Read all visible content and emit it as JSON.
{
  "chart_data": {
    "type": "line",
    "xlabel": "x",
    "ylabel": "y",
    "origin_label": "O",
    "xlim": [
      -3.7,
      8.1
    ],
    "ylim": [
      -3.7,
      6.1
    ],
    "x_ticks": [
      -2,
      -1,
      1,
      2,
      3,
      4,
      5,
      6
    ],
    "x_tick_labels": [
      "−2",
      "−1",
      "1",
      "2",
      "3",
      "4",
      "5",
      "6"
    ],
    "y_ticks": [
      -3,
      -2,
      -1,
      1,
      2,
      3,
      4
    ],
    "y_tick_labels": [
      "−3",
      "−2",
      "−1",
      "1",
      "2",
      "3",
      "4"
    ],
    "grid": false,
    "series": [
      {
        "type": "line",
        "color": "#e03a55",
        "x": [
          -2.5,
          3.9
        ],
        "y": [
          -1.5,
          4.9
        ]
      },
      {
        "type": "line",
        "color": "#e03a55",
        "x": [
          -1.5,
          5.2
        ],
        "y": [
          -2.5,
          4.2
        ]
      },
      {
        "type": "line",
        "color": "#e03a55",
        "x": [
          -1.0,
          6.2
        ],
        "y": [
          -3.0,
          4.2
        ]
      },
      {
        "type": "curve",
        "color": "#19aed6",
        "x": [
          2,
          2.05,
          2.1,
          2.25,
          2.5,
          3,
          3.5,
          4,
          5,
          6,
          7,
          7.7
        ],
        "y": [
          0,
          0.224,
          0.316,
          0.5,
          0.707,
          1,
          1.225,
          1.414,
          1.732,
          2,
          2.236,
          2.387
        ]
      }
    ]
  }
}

:::

Given instruction: Copy out the data shown above without altering anything.

The completed task:
Read all visible content and emit it as JSON.
{
  "chart_data": {
    "type": "line",
    "xlabel": "x",
    "ylabel": "y",
    "origin_label": "O",
    "xlim": [
      -3.7,
      8.1
    ],
    "ylim": [
      -3.7,
      6.1
    ],
    "x_ticks": [
      -2,
      -1,
      1,
      2,
      3,
      4,
      5,
      6
    ],
    "x_tick_labels": [
      "−2",
      "−1",
      "1",
      "2",
      "3",
      "4",
      "5",
      "6"
    ],
    "y_ticks": [
      -3,
      -2,
      -1,
      1,
      2,
      3,
      4
    ],
    "y_tick_labels": [
      "−3",
      "−2",
      "−1",
      "1",
      "2",
      "3",
      "4"
    ],
    "grid": false,
    "series": [
      {
        "type": "line",
        "color": "#e03a55",
        "x": [
          -2.5,
          3.9
        ],
        "y": [
          -1.5,
          4.9
        ]
      },
      {
        "type": "line",
        "color": "#e03a55",
        "x": [
          -1.5,
          5.2
        ],
        "y": [
          -2.5,
          4.2
        ]
      },
      {
        "type": "line",
        "color": "#e03a55",
        "x": [
          -1.0,
          6.2
        ],
        "y": [
          -3.0,
          4.2
        ]
      },
      {
        "type": "curve",
        "color": "#19aed6",
        "x": [
          2,
          2.05,
          2.1,
          2.25,
          2.5,
          3,
          3.5,
          4,
          5,
          6,
          7,
          7.7
        ],
        "y": [
          0,
          0.224,
          0.316,
          0.5,
          0.707,
          1,
          1.225,
          1.414,
          1.732,
          2,
          2.236,
          2.387
        ]
      }
    ]
  }
}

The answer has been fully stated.